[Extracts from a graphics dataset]
• • • • • • •
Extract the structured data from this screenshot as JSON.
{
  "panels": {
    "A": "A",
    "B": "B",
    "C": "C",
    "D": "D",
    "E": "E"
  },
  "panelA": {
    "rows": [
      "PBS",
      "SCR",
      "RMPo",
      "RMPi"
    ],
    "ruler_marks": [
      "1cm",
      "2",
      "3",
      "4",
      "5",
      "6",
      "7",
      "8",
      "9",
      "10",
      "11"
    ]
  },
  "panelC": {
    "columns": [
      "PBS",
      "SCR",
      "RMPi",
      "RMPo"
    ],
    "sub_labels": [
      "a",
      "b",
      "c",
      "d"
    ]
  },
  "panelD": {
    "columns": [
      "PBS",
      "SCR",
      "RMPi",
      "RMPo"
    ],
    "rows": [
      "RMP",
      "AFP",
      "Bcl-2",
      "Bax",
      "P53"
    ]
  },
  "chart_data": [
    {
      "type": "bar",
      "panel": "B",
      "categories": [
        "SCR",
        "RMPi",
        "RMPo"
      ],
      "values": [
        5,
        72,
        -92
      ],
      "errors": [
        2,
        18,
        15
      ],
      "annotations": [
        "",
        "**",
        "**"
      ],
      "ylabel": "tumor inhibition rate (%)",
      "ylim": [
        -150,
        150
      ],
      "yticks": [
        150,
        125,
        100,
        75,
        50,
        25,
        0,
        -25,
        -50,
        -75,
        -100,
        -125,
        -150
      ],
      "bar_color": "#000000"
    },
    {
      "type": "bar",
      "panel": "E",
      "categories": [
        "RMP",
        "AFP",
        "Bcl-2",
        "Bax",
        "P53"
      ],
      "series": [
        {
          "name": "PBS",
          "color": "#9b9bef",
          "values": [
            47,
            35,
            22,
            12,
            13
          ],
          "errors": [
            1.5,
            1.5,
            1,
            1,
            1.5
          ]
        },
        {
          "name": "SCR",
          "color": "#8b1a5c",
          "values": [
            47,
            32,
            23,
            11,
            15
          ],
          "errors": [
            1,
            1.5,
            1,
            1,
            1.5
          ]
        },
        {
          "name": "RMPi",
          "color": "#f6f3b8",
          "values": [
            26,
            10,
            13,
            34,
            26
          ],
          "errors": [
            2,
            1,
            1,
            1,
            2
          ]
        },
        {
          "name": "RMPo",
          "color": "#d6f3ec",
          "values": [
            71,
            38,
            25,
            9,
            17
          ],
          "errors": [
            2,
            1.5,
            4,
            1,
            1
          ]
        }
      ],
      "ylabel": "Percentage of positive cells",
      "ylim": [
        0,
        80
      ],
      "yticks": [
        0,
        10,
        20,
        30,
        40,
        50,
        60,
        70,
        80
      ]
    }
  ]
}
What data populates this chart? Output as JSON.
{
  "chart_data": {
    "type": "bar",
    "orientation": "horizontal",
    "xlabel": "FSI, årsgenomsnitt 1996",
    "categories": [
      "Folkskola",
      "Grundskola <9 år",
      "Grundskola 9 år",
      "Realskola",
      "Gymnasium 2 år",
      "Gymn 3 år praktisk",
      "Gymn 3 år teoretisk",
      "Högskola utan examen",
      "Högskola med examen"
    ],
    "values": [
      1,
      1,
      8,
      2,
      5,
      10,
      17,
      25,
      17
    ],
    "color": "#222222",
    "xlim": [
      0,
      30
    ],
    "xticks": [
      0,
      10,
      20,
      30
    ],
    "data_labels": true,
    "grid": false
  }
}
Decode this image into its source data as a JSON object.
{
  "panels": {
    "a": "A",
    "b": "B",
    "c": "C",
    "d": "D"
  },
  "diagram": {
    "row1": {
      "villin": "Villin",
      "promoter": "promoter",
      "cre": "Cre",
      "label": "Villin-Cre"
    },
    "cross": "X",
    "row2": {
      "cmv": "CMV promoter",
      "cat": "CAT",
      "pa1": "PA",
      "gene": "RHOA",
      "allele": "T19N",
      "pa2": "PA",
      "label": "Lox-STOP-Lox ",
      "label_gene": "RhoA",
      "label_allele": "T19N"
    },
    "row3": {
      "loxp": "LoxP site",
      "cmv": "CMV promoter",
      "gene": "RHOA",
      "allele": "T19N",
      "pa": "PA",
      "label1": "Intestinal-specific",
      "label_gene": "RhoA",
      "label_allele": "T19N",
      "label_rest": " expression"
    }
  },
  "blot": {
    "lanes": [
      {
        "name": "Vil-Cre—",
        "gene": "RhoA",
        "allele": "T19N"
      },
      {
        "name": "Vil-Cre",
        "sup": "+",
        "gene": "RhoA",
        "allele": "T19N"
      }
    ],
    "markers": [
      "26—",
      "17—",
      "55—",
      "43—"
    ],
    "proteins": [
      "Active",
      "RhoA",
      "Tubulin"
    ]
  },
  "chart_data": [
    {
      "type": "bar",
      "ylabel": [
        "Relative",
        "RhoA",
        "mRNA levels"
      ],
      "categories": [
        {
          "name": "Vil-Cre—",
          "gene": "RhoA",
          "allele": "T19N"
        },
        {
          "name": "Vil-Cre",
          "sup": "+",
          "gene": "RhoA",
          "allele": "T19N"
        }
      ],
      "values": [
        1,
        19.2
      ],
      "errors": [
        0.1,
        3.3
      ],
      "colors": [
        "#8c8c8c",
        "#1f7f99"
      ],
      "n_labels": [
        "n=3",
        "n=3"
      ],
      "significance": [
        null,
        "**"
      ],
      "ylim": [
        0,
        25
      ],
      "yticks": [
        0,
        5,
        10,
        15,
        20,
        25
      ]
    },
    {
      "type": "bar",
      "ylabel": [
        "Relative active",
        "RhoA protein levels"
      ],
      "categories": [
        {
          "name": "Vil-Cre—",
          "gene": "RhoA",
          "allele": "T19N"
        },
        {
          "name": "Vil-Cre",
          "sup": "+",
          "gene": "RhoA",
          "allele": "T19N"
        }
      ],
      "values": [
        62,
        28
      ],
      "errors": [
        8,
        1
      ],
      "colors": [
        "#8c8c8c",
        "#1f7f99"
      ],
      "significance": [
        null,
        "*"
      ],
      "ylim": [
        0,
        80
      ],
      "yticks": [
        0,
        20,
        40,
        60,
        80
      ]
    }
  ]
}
• • • • • • •
_Assignment_. Exact output of every entry is required.

_Expected answer_.
Extract the structured data from this screenshot as JSON.
{
  "panels": {
    "A": "A",
    "B": "B",
    "C": "C",
    "D": "D",
    "E": "E"
  },
  "panelA": {
    "rows": [
      "PBS",
      "SCR",
      "RMPo",
      "RMPi"
    ],
    "ruler_marks": [
      "1cm",
      "2",
      "3",
      "4",
      "5",
      "6",
      "7",
      "8",
      "9",
      "10",
      "11"
    ]
  },
  "panelC": {
    "columns": [
      "PBS",
      "SCR",
      "RMPi",
      "RMPo"
    ],
    "sub_labels": [
      "a",
      "b",
      "c",
      "d"
    ]
  },
  "panelD": {
    "columns": [
      "PBS",
      "SCR",
      "RMPi",
      "RMPo"
    ],
    "rows": [
      "RMP",
      "AFP",
      "Bcl-2",
      "Bax",
      "P53"
    ]
  },
  "chart_data": [
    {
      "type": "bar",
      "panel": "B",
      "categories": [
        "SCR",
        "RMPi",
        "RMPo"
      ],
      "values": [
        5,
        72,
        -92
      ],
      "errors": [
        2,
        18,
        15
      ],
      "annotations": [
        "",
        "**",
        "**"
      ],
      "ylabel": "tumor inhibition rate (%)",
      "ylim": [
        -150,
        150
      ],
      "yticks": [
        150,
        125,
        100,
        75,
        50,
        25,
        0,
        -25,
        -50,
        -75,
        -100,
        -125,
        -150
      ],
      "bar_color": "#000000"
    },
    {
      "type": "bar",
      "panel": "E",
      "categories": [
        "RMP",
        "AFP",
        "Bcl-2",
        "Bax",
        "P53"
      ],
      "series": [
        {
          "name": "PBS",
          "color": "#9b9bef",
          "values": [
            47,
            35,
            22,
            12,
            13
          ],
          "errors": [
            1.5,
            1.5,
            1,
            1,
            1.5
          ]
        },
        {
          "name": "SCR",
          "color": "#8b1a5c",
          "values": [
            47,
            32,
            23,
            11,
            15
          ],
          "errors": [
            1,
            1.5,
            1,
            1,
            1.5
          ]
        },
        {
          "name": "RMPi",
          "color": "#f6f3b8",
          "values": [
            26,
            10,
            13,
            34,
            26
          ],
          "errors": [
            2,
            1,
            1,
            1,
            2
          ]
        },
        {
          "name": "RMPo",
          "color": "#d6f3ec",
          "values": [
            71,
            38,
            25,
            9,
            17
          ],
          "errors": [
            2,
            1.5,
            4,
            1,
            1
          ]
        }
      ],
      "ylabel": "Percentage of positive cells",
      "ylim": [
        0,
        80
      ],
      "yticks": [
        0,
        10,
        20,
        30,
        40,
        50,
        60,
        70,
        80
      ]
    }
  ]
}
What data populates this chart? Output as JSON.
{
  "chart_data": {
    "type": "bar",
    "orientation": "horizontal",
    "xlabel": "FSI, årsgenomsnitt 1996",
    "categories": [
      "Folkskola",
      "Grundskola <9 år",
      "Grundskola 9 år",
      "Realskola",
      "Gymnasium 2 år",
      "Gymn 3 år praktisk",
      "Gymn 3 år teoretisk",
      "Högskola utan examen",
      "Högskola med examen"
    ],
    "values": [
      1,
      1,
      8,
      2,
      5,
      10,
      17,
      25,
      17
    ],
    "color": "#222222",
    "xlim": [
      0,
      30
    ],
    "xticks": [
      0,
      10,
      20,
      30
    ],
    "data_labels": true,
    "grid": false
  }
}
Decode this image into its source data as a JSON object.
{
  "panels": {
    "a": "A",
    "b": "B",
    "c": "C",
    "d": "D"
  },
  "diagram": {
    "row1": {
      "villin": "Villin",
      "promoter": "promoter",
      "cre": "Cre",
      "label": "Villin-Cre"
    },
    "cross": "X",
    "row2": {
      "cmv": "CMV promoter",
      "cat": "CAT",
      "pa1": "PA",
      "gene": "RHOA",
      "allele": "T19N",
      "pa2": "PA",
      "label": "Lox-STOP-Lox ",
      "label_gene": "RhoA",
      "label_allele": "T19N"
    },
    "row3": {
      "loxp": "LoxP site",
      "cmv": "CMV promoter",
      "gene": "RHOA",
      "allele": "T19N",
      "pa": "PA",
      "label1": "Intestinal-specific",
      "label_gene": "RhoA",
      "label_allele": "T19N",
      "label_rest": " expression"
    }
  },
  "blot": {
    "lanes": [
      {
        "name": "Vil-Cre—",
        "gene": "RhoA",
        "allele": "T19N"
      },
      {
        "name": "Vil-Cre",
        "sup": "+",
        "gene": "RhoA",
        "allele": "T19N"
      }
    ],
    "markers": [
      "26—",
      "17—",
      "55—",
      "43—"
    ],
    "proteins": [
      "Active",
      "RhoA",
      "Tubulin"
    ]
  },
  "chart_data": [
    {
      "type": "bar",
      "ylabel": [
        "Relative",
        "RhoA",
        "mRNA levels"
      ],
      "categories": [
        {
          "name": "Vil-Cre—",
          "gene": "RhoA",
          "allele": "T19N"
        },
        {
          "name": "Vil-Cre",
          "sup": "+",
          "gene": "RhoA",
          "allele": "T19N"
        }
      ],
      "values": [
        1,
        19.2
      ],
      "errors": [
        0.1,
        3.3
      ],
      "colors": [
        "#8c8c8c",
        "#1f7f99"
      ],
      "n_labels": [
        "n=3",
        "n=3"
      ],
      "significance": [
        null,
        "**"
      ],
      "ylim": [
        0,
        25
      ],
      "yticks": [
        0,
        5,
        10,
        15,
        20,
        25
      ]
    },
    {
      "type": "bar",
      "ylabel": [
        "Relative active",
        "RhoA protein levels"
      ],
      "categories": [
        {
          "name": "Vil-Cre—",
          "gene": "RhoA",
          "allele": "T19N"
        },
        {
          "name": "Vil-Cre",
          "sup": "+",
          "gene": "RhoA",
          "allele": "T19N"
        }
      ],
      "values": [
        62,
        28
      ],
      "errors": [
        8,
        1
      ],
      "colors": [
        "#8c8c8c",
        "#1f7f99"
      ],
      "significance": [
        null,
        "*"
      ],
      "ylim": [
        0,
        80
      ],
      "yticks": [
        0,
        20,
        40,
        60,
        80
      ]
    }
  ]
}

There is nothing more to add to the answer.